Gather all lines with the word "cover" in them.
Begin DATA SUPPLIED
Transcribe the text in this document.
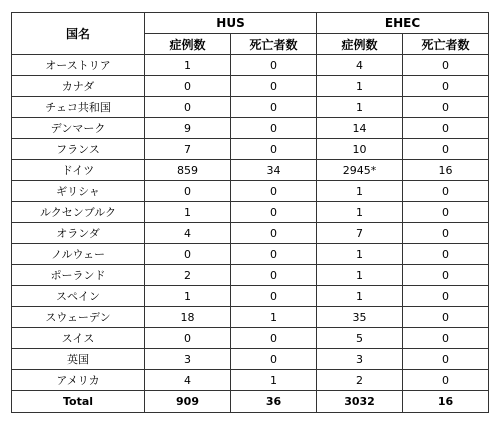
国名	HUS		EHEC	
	症例数	死亡者数	症例数	死亡者数
オーストリア	1	0	4	0
カナダ	0	0	1	0
チェコ共和国	0	0	1	0
デンマーク	9	0	14	0
フランス	7	0	10	0
ドイツ	859	34	2945*	16
ギリシャ	0	0	1	0
ルクセンブルク	1	0	1	0
オランダ	4	0	7	0
ノルウェー	0	0	1	0
ポーランド	2	0	1	0
スペイン	1	0	1	0
スウェーデン	18	1	35	0
スイス	0	0	5	0
英国	3	0	3	0
アメリカ	4	1	2	0
Total	909	36	3032	16
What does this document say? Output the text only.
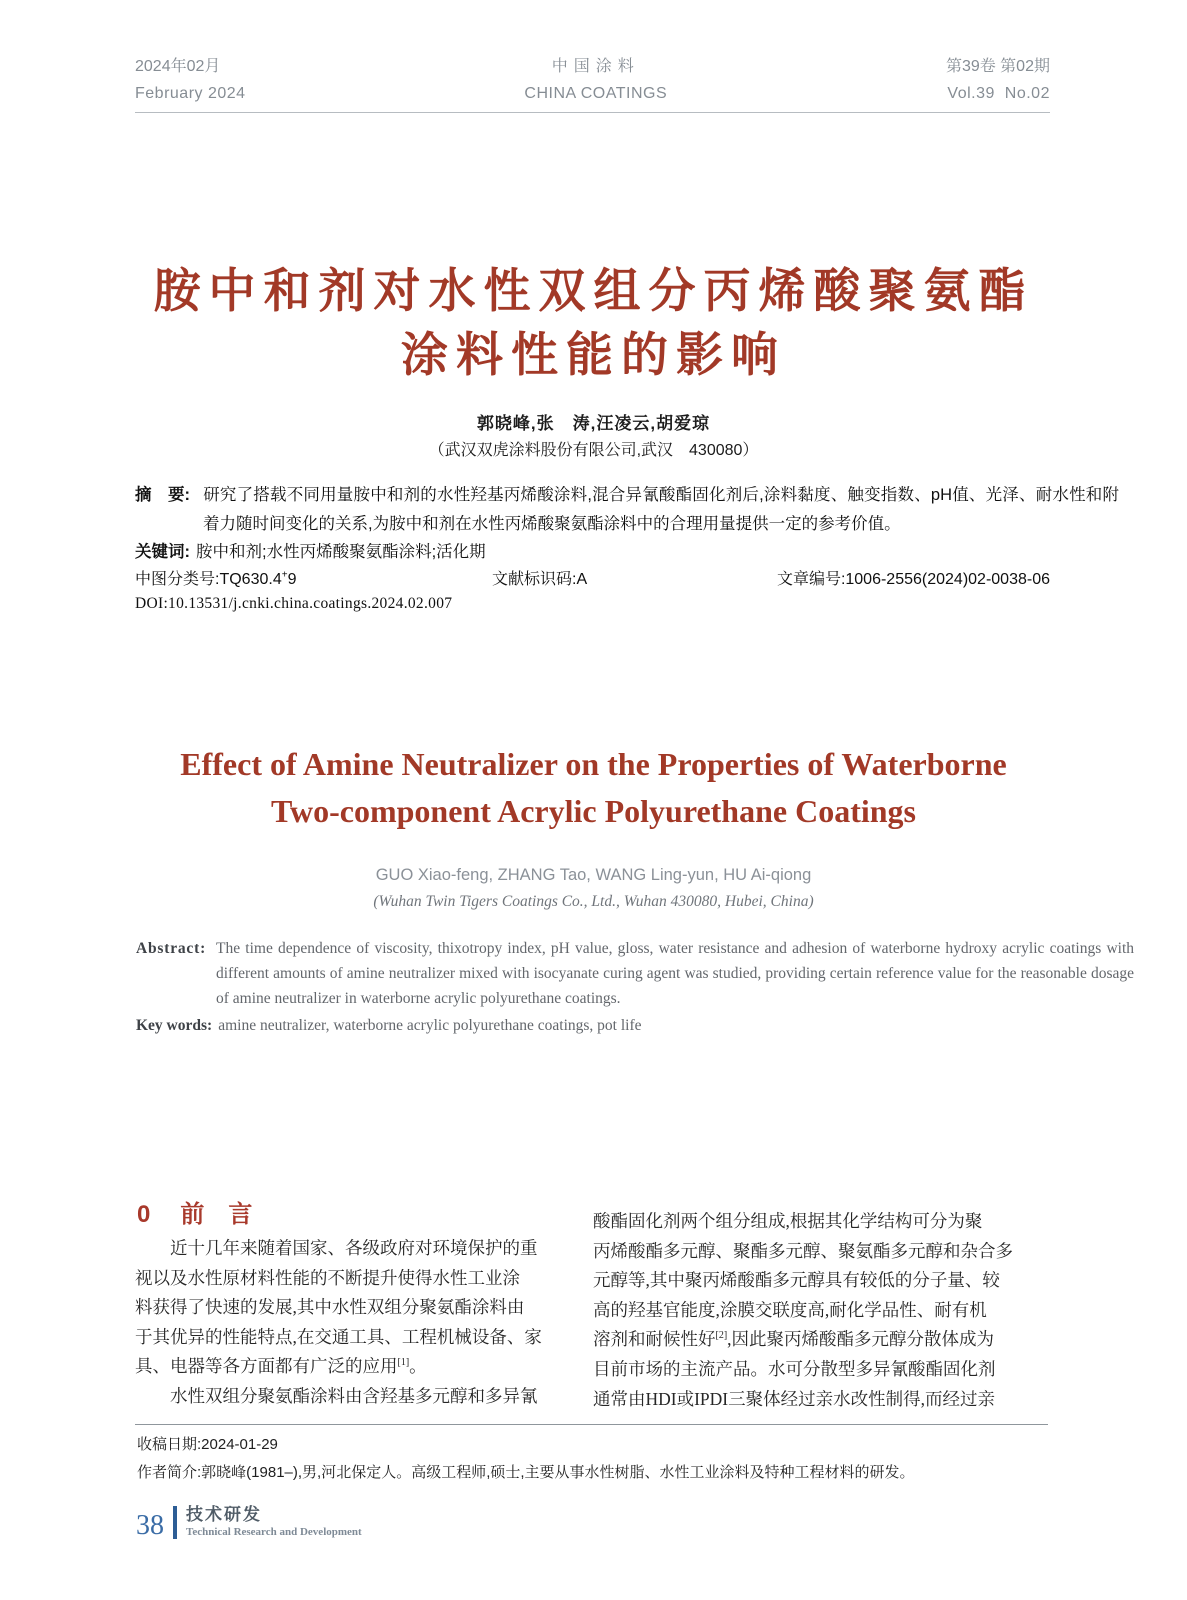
2024年02月
February 2024
中国涂料
CHINA COATINGS
第39卷 第02期
Vol.39  No.02
胺中和剂对水性双组分丙烯酸聚氨酯
涂料性能的影响
郭晓峰,张　涛,汪凌云,胡爱琼
（武汉双虎涂料股份有限公司,武汉　430080）

摘　要: 研究了搭载不同用量胺中和剂的水性羟基丙烯酸涂料,混合异氰酸酯固化剂后,涂料黏度、触变指数、pH值、光泽、耐水性和附着力随时间变化的关系,为胺中和剂在水性丙烯酸聚氨酯涂料中的合理用量提供一定的参考价值。

关键词: 胺中和剂;水性丙烯酸聚氨酯涂料;活化期
中图分类号:TQ630.4+9	文献标识码:A	文章编号:1006-2556(2024)02-0038-06
DOI:10.13531/j.cnki.china.coatings.2024.02.007
Effect of Amine Neutralizer on the Properties of Waterborne
Two-component Acrylic Polyurethane Coatings
GUO Xiao-feng, ZHANG Tao, WANG Ling-yun, HU Ai-qiong
(Wuhan Twin Tigers Coatings Co., Ltd., Wuhan 430080, Hubei, China)

Abstract: The time dependence of viscosity, thixotropy index, pH value, gloss, water resistance and adhesion of waterborne hydroxy acrylic coatings with different amounts of amine neutralizer mixed with isocyanate curing agent was studied, providing certain reference value for the reasonable dosage of amine neutralizer in waterborne acrylic polyurethane coatings.

Key words: amine neutralizer, waterborne acrylic polyurethane coatings, pot life
0 前　言
　　近十几年来随着国家、各级政府对环境保护的重
视以及水性原材料性能的不断提升使得水性工业涂
料获得了快速的发展,其中水性双组分聚氨酯涂料由
于其优异的性能特点,在交通工具、工程机械设备、家
具、电器等各方面都有广泛的应用[1]。
　　水性双组分聚氨酯涂料由含羟基多元醇和多异氰
酸酯固化剂两个组分组成,根据其化学结构可分为聚
丙烯酸酯多元醇、聚酯多元醇、聚氨酯多元醇和杂合多
元醇等,其中聚丙烯酸酯多元醇具有较低的分子量、较
高的羟基官能度,涂膜交联度高,耐化学品性、耐有机
溶剂和耐候性好[2],因此聚丙烯酸酯多元醇分散体成为
目前市场的主流产品。水可分散型多异氰酸酯固化剂
通常由HDI或IPDI三聚体经过亲水改性制得,而经过亲
收稿日期:2024-01-29
作者简介:郭晓峰(1981–),男,河北保定人。高级工程师,硕士,主要从事水性树脂、水性工业涂料及特种工程材料的研发。
38 技术研发
Technical Research and Development
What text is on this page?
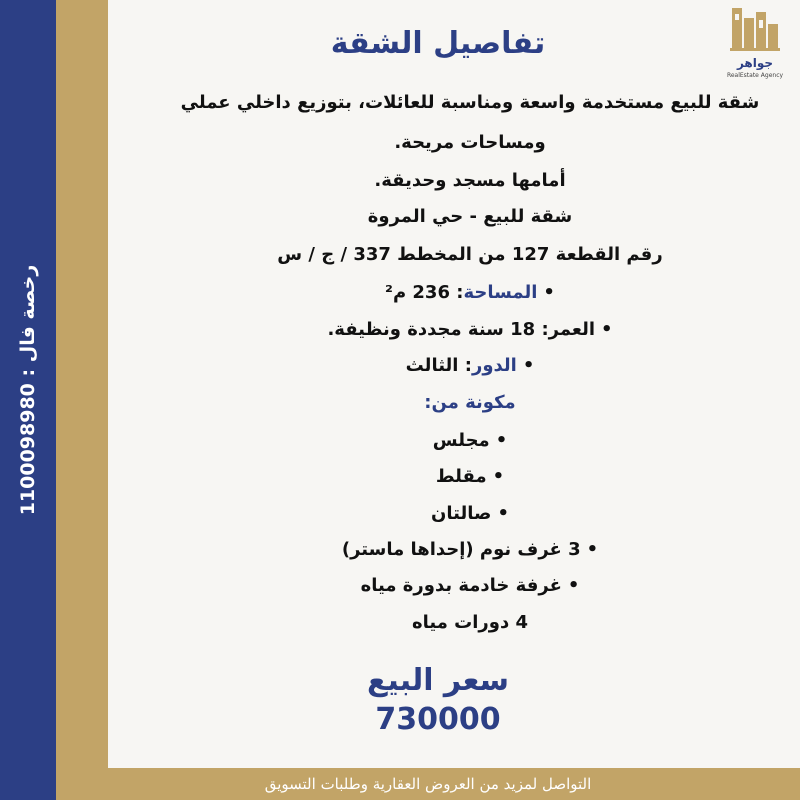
رخصة فال : 1100098980
جواهر
RealEstate Agency
تفاصيل الشقة
شقة للبيع مستخدمة واسعة ومناسبة للعائلات، بتوزيع داخلي عملي
ومساحات مريحة.
أمامها مسجد وحديقة.
شقة للبيع - حي المروة
رقم القطعة 127 من المخطط 337 / ج / س
•المساحة: 236 م²
•العمر: 18 سنة مجددة ونظيفة.
•الدور: الثالث
مكونة من:
•مجلس
•مقلط
•صالتان
•3 غرف نوم (إحداها ماستر)
•غرفة خادمة بدورة مياه
4 دورات مياه
سعر البيع
730000
التواصل لمزيد من العروض العقارية وطلبات التسويق
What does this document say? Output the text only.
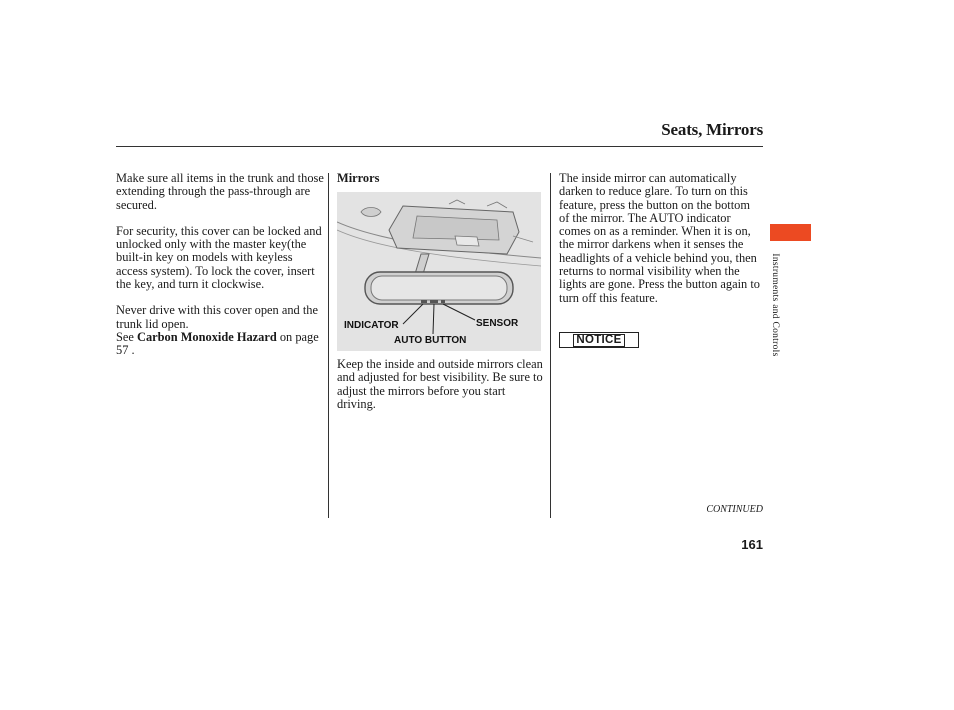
Seats, Mirrors

Make sure all items in the trunk and those extending through the pass-through are secured.

For security, this cover can be locked and unlocked only with the master key(the built-in key on models with keyless access system). To lock the cover, insert the key, and turn it clockwise.

Never drive with this cover open and the trunk lid open.
See Carbon Monoxide Hazard on page 57 .

Mirrors

Keep the inside and outside mirrors clean and adjusted for best visibility. Be sure to adjust the mirrors before you start driving.

INDICATOR	SENSOR
AUTO BUTTON

The inside mirror can automatically darken to reduce glare. To turn on this feature, press the button on the bottom of the mirror. The AUTO indicator comes on as a reminder. When it is on, the mirror darkens when it senses the headlights of a vehicle behind you, then returns to normal visibility when the lights are gone. Press the button again to turn off this feature.

NOTICE	Instruments and Controls
CONTINUED
161
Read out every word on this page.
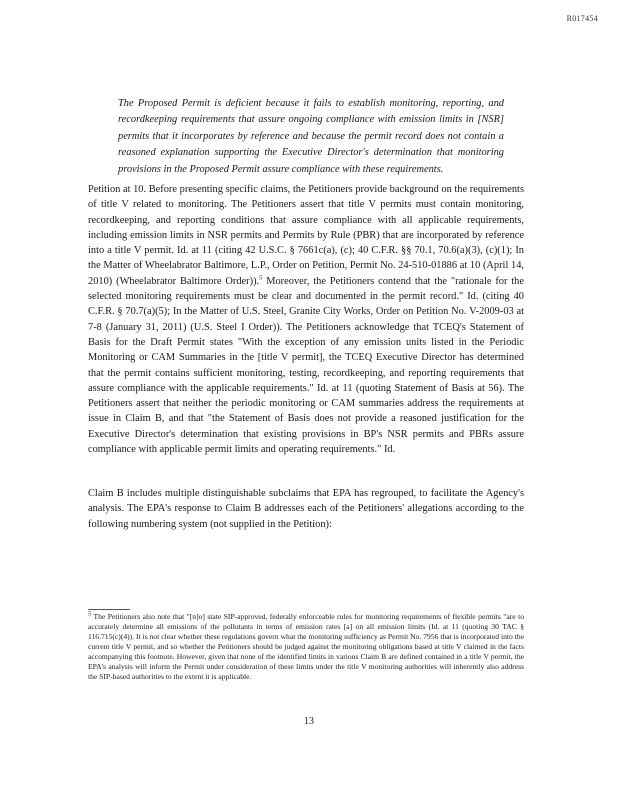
R017454
The Proposed Permit is deficient because it fails to establish monitoring, reporting, and recordkeeping requirements that assure ongoing compliance with emission limits in [NSR] permits that it incorporates by reference and because the permit record does not contain a reasoned explanation supporting the Executive Director's determination that monitoring provisions in the Proposed Permit assure compliance with these requirements.
Petition at 10. Before presenting specific claims, the Petitioners provide background on the requirements of title V related to monitoring. The Petitioners assert that title V permits must contain monitoring, recordkeeping, and reporting conditions that assure compliance with all applicable requirements, including emission limits in NSR permits and Permits by Rule (PBR) that are incorporated by reference into a title V permit. Id. at 11 (citing 42 U.S.C. § 7661c(a), (c); 40 C.F.R. §§ 70.1, 70.6(a)(3), (c)(1); In the Matter of Wheelabrator Baltimore, L.P., Order on Petition, Permit No. 24-510-01886 at 10 (April 14, 2010) (Wheelabrator Baltimore Order)).$^5$ Moreover, the Petitioners contend that the "rationale for the selected monitoring requirements must be clear and documented in the permit record." Id. (citing 40 C.F.R. § 70.7(a)(5); In the Matter of U.S. Steel, Granite City Works, Order on Petition No. V-2009-03 at 7-8 (January 31, 2011) (U.S. Steel I Order)). The Petitioners acknowledge that TCEQ's Statement of Basis for the Draft Permit states "With the exception of any emission units listed in the Periodic Monitoring or CAM Summaries in the [title V permit], the TCEQ Executive Director has determined that the permit contains sufficient monitoring, testing, recordkeeping, and reporting requirements that assure compliance with the applicable requirements." Id. at 11 (quoting Statement of Basis at 56). The Petitioners assert that neither the periodic monitoring or CAM summaries address the requirements at issue in Claim B, and that "the Statement of Basis does not provide a reasoned justification for the Executive Director's determination that existing provisions in BP's NSR permits and PBRs assure compliance with applicable permit limits and operating requirements." Id.
Claim B includes multiple distinguishable subclaims that EPA has regrouped, to facilitate the Agency's analysis. The EPA's response to Claim B addresses each of the Petitioners' allegations according to the following numbering system (not supplied in the Petition):
$^5$ The Petitioners also note that "[n]o] state SIP-approved, federally enforceable rules for monitoring requirements of flexible permits "are to accurately determine all emissions of the pollutants in terms of emission rates [a] on all emission limits (Id. at 11 (quoting 30 TAC § 116.715(c)(4)). It is not clear whether these regulations govern what the monitoring sufficiency as Permit No. 7956 that is incorporated into the current title V permit, and so whether the Petitioners should be judged against the monitoring obligations based at title V claimed in the facts accompanying this footnote. However, given that none of the identified limits in various Claim B are defined contained in a title V permit, the EPA's analysis will inform the Permit under consideration of these limits under the title V monitoring authorities will inherently also address the SIP-based authorities to the extent it is applicable.
13
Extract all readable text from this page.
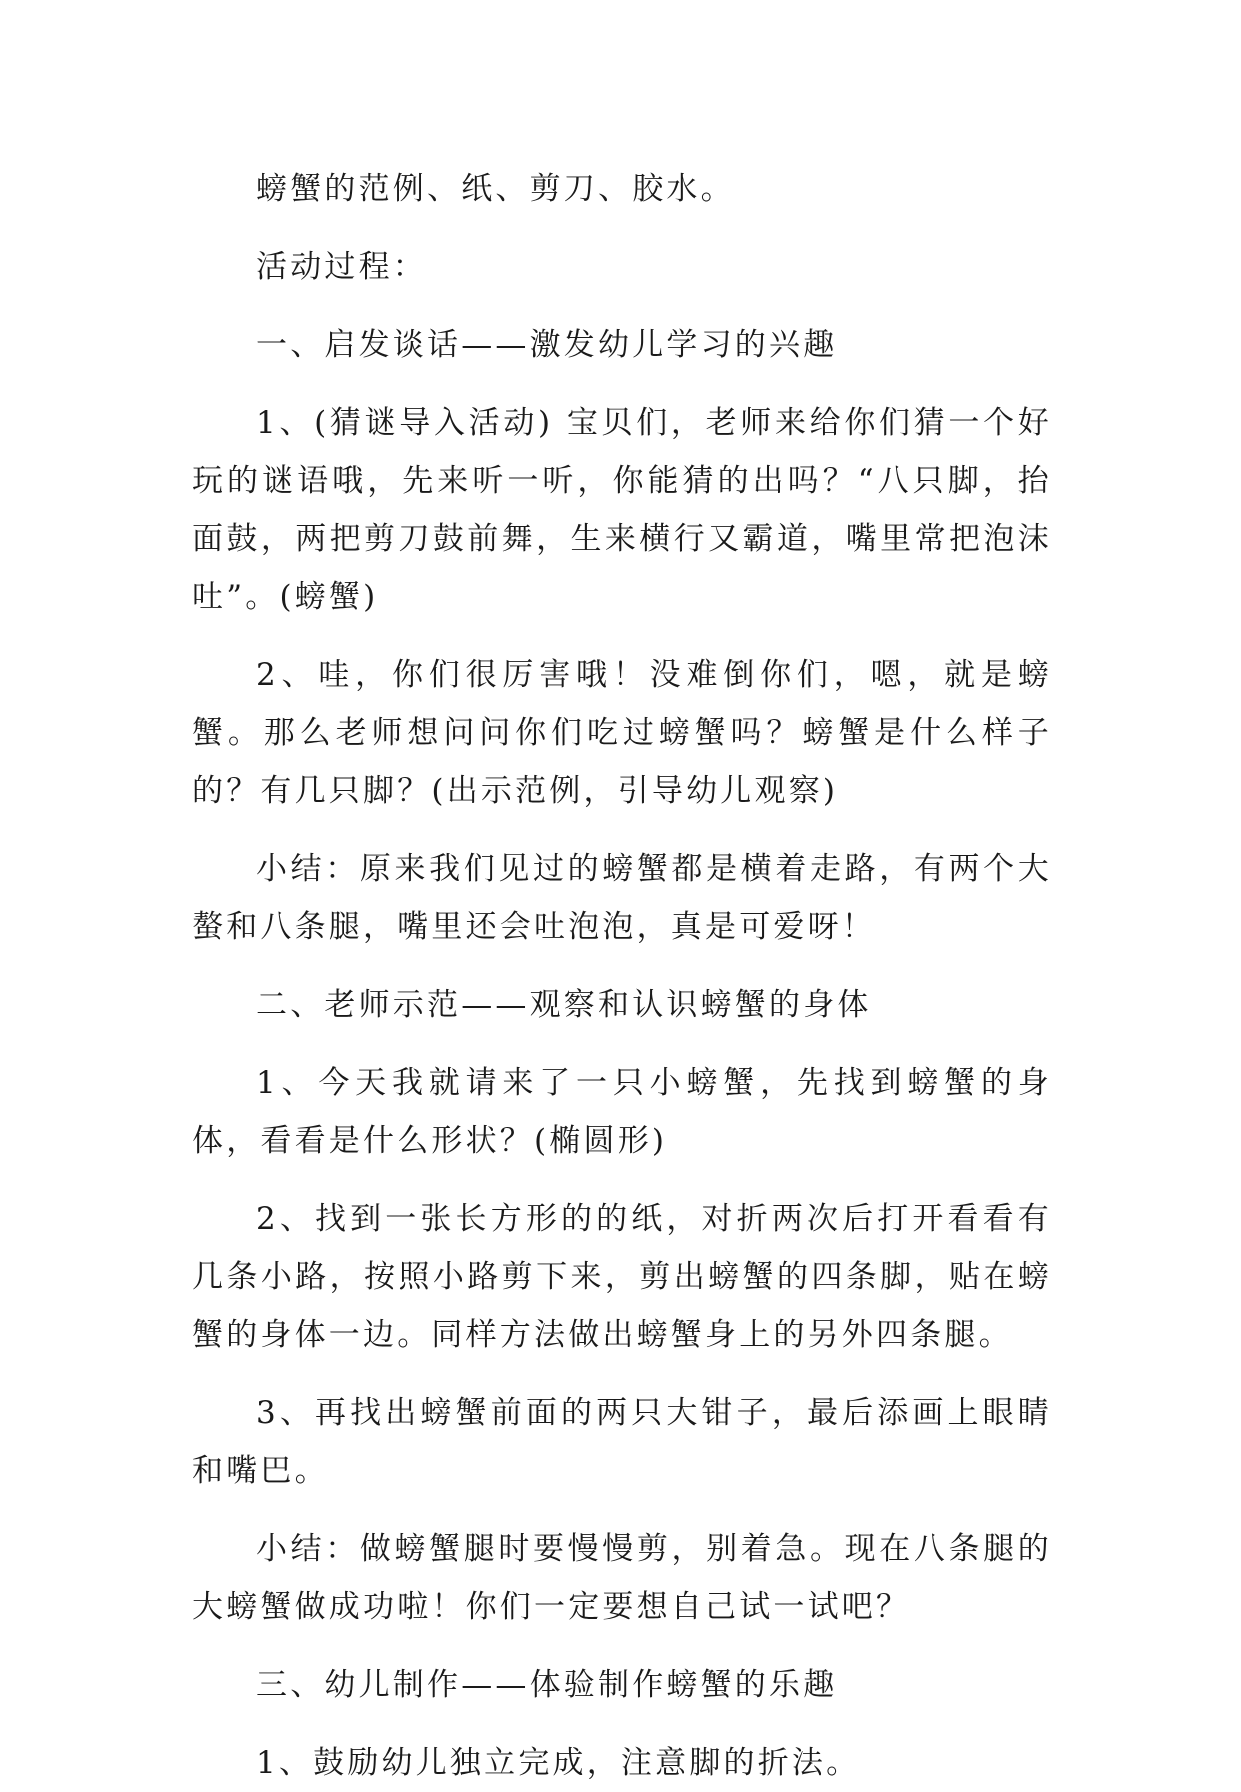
螃蟹的范例、纸、剪刀、胶水。

活动过程：

一、启发谈话——激发幼儿学习的兴趣

1、(猜谜导入活动) 宝贝们，老师来给你们猜一个好玩的谜语哦，先来听一听，你能猜的出吗？“八只脚，抬面鼓，两把剪刀鼓前舞，生来横行又霸道，嘴里常把泡沫吐”。(螃蟹)

2、哇，你们很厉害哦！没难倒你们，嗯，就是螃蟹。那么老师想问问你们吃过螃蟹吗？螃蟹是什么样子的？有几只脚？(出示范例，引导幼儿观察)

小结：原来我们见过的螃蟹都是横着走路，有两个大螯和八条腿，嘴里还会吐泡泡，真是可爱呀！

二、老师示范——观察和认识螃蟹的身体

1、今天我就请来了一只小螃蟹，先找到螃蟹的身体，看看是什么形状？(椭圆形)

2、找到一张长方形的的纸，对折两次后打开看看有几条小路，按照小路剪下来，剪出螃蟹的四条脚，贴在螃蟹的身体一边。同样方法做出螃蟹身上的另外四条腿。

3、再找出螃蟹前面的两只大钳子，最后添画上眼睛和嘴巴。

小结：做螃蟹腿时要慢慢剪，别着急。现在八条腿的大螃蟹做成功啦！你们一定要想自己试一试吧？

三、幼儿制作——体验制作螃蟹的乐趣

1、鼓励幼儿独立完成，注意脚的折法。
End DATA SUPPLIED
# SOLVED EXERCISE
For security, this cover can be locked and unlocked only with the master key(the built-in key on models with keyless access system). To lock the cover, insert the key, and turn it clockwise.
Never drive with this cover open and the trunk lid open.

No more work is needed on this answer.